- _GIVEN REQUEST_: Copy every line, leaving nothing out and adding nothing.

Start of INPUT ROWS

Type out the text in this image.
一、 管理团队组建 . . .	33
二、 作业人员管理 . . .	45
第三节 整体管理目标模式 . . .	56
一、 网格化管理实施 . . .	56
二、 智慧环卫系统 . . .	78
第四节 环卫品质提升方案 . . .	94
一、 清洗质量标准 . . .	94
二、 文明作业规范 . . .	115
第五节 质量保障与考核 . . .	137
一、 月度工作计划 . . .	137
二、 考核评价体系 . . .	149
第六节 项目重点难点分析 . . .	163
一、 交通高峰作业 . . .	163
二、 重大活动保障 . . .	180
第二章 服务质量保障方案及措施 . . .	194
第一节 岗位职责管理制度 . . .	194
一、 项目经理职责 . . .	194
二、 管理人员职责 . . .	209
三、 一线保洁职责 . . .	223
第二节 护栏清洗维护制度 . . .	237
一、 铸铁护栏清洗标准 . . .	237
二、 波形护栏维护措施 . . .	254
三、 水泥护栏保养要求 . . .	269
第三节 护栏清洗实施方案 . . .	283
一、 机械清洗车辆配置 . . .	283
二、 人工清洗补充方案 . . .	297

End of INPUT ROWS

- _EXERCISE RESPONSE_:
Type out the text in this image.
一、 管理团队组建 . . .	33
二、 作业人员管理 . . .	45
第三节 整体管理目标模式 . . .	56
一、 网格化管理实施 . . .	56
二、 智慧环卫系统 . . .	78
第四节 环卫品质提升方案 . . .	94
一、 清洗质量标准 . . .	94
二、 文明作业规范 . . .	115
第五节 质量保障与考核 . . .	137
一、 月度工作计划 . . .	137
二、 考核评价体系 . . .	149
第六节 项目重点难点分析 . . .	163
一、 交通高峰作业 . . .	163
二、 重大活动保障 . . .	180
第二章 服务质量保障方案及措施 . . .	194
第一节 岗位职责管理制度 . . .	194
一、 项目经理职责 . . .	194
二、 管理人员职责 . . .	209
三、 一线保洁职责 . . .	223
第二节 护栏清洗维护制度 . . .	237
一、 铸铁护栏清洗标准 . . .	237
二、 波形护栏维护措施 . . .	254
三、 水泥护栏保养要求 . . .	269
第三节 护栏清洗实施方案 . . .	283
一、 机械清洗车辆配置 . . .	283
二、 人工清洗补充方案 . . .	297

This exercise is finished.